Segment Start: Text segment
The WealthManagement magazine you hold here was born out of the old Registered Rep. magazine. The audience for the first 20 years was stockbrokers—anyone who held a Series 7 license from FINRA to buy and sell securities.
Yet the transactional nature of the brokerage industry was not where retail financial services were headed. The total number of FINRA-Registered Reps has been falling for years. On the flip side, the Registered Investment Advisory space is on the ascendance. I could track down the statistics, but you all know the story.
That landscape leads to a lot of “either-or” narratives in the media, among pundits and by self-appointed industry gadflies taking potshots on social media; the easy story is that any firm with brokerage activity in its business model is doing the devil’s work, while pure-play registered investment advisors all wear halos and fly on the wings of angels.
That’s always been a complicated narrative because most advisors are dually registered, and there are plenty of circumstances when charging a commission is better for the client than an ongoing advisory fee, particularly when the ongoing “advice” is a perfunctory quarterly communication. But there are signs that RIAs—particularly small practices—shouldn’t be declaring victory yet. The future is likely to be much more complex—not because the trend towards fee-based fiduciary advice will abate, but the players providing it might turn out to be the devils that many RIAs seek to distance themselves from.
Segment End: Text segment
Segment Start: Listed records
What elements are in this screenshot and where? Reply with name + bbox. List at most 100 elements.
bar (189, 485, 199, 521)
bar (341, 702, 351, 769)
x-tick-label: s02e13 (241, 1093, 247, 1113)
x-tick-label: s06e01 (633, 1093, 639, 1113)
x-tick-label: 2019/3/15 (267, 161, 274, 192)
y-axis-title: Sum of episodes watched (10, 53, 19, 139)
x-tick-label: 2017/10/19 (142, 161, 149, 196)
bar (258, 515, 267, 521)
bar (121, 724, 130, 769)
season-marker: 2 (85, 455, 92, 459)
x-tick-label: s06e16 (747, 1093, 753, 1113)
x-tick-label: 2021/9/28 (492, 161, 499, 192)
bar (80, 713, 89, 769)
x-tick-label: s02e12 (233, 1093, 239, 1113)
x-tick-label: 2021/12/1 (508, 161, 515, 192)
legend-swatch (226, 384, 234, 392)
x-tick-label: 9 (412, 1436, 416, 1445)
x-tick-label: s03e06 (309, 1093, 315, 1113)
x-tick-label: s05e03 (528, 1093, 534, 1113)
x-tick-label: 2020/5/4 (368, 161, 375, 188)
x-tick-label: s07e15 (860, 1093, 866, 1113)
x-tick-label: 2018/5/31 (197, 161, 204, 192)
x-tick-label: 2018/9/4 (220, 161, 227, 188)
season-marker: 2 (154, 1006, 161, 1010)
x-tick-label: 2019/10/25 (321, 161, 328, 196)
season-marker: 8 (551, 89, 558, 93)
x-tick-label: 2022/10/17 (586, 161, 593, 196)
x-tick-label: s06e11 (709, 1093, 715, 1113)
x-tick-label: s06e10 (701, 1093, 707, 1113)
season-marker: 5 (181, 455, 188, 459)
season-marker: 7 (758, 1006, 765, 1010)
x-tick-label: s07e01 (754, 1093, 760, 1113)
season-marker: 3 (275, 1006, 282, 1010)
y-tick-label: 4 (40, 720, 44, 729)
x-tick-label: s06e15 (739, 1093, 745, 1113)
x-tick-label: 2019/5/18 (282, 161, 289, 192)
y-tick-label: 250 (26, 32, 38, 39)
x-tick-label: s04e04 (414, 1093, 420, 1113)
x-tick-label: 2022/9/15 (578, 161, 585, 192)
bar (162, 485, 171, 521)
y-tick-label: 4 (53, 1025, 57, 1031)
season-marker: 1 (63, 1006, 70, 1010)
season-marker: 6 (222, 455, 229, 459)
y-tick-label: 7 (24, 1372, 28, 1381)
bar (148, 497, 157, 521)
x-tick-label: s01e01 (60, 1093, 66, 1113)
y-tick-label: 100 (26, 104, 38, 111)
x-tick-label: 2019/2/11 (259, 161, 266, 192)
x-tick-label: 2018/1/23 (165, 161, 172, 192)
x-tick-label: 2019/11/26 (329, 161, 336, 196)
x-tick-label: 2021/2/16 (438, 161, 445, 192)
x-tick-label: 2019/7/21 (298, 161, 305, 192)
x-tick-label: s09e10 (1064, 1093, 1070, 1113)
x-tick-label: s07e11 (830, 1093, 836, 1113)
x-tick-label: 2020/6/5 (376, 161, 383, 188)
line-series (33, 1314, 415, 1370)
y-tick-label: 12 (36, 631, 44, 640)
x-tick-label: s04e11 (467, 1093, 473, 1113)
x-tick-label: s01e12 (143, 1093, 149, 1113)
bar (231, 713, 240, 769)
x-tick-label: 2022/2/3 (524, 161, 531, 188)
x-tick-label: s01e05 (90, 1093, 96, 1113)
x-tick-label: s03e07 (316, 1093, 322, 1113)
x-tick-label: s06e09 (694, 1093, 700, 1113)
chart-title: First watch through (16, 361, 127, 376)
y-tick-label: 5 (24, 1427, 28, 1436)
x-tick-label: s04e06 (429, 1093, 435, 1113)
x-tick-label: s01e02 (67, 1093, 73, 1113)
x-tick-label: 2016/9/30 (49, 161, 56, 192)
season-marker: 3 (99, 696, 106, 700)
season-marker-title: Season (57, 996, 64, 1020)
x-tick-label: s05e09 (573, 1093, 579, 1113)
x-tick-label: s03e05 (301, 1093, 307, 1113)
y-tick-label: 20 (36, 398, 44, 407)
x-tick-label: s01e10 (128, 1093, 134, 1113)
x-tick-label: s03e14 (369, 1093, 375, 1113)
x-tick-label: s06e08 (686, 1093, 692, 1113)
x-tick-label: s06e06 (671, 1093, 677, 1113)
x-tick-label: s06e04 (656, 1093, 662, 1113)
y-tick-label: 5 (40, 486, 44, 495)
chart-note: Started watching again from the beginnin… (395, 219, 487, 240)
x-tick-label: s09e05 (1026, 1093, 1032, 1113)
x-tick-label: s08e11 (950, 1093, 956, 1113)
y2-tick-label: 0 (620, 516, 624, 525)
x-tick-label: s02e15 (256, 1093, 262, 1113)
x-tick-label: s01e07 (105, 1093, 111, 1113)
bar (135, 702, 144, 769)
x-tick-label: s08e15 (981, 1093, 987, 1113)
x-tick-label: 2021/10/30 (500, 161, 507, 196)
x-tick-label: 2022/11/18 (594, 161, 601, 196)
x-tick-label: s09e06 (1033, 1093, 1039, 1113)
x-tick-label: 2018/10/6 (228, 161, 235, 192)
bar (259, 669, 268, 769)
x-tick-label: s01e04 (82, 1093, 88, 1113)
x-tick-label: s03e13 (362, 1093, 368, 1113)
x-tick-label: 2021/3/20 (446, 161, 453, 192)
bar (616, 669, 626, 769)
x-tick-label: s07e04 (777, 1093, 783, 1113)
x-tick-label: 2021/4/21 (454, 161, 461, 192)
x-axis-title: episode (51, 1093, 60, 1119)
Segment End: Listed records
Continue the editorial about brokers and registered investment advisors, starting right after its last sentence.

Exercise answer ->
Wells Fargo, for all its recent problems, has started to bring advisors into its new RIA-support business channel. It remains to be seen how successful that will be, but from what we know so far, is there really a big difference between what that firm is doing as an RIA-support platform and what a Dynasty or a Focus Financial is meant to do? And even with myriad fines and punishments to contend with, Wells Fargo has substantially deeper pockets than many to play out that trend—if there is a market for it.
Commonwealth Financial Network, an independent broker/dealer (and RIA), has also taken steps to let their advisors transition to a fee-only business (some may still sell insurance, but that leads to a debate over nomenclature for another time) and to fully embrace the fiduciary label, while still using Commonwealth’s best-in-class technology platform, compliance support and other back office tools. Is there a difference then between Commonwealth and any of the back-office platforms that grew up in the RIA space? Or Northwestern Mutual, whose acquisition of financial planning tool LearnVest was seen as a big corporate folly—until the firm’s reps used the program to create 30,000 financial plans for clients in the last three months of 2018 alone.
The lines are beginning to blur. The old players getting into the advice side of the business have lots of money and room to scale—it’s naive to think they’ll stand still as the puck moves away. RIAs won’t much longer be able to simply market themselves as “not those guys.” They’ll have to show that what they do for clients is different from what everyone else is offering—regardless of which side of the line the competitors come from.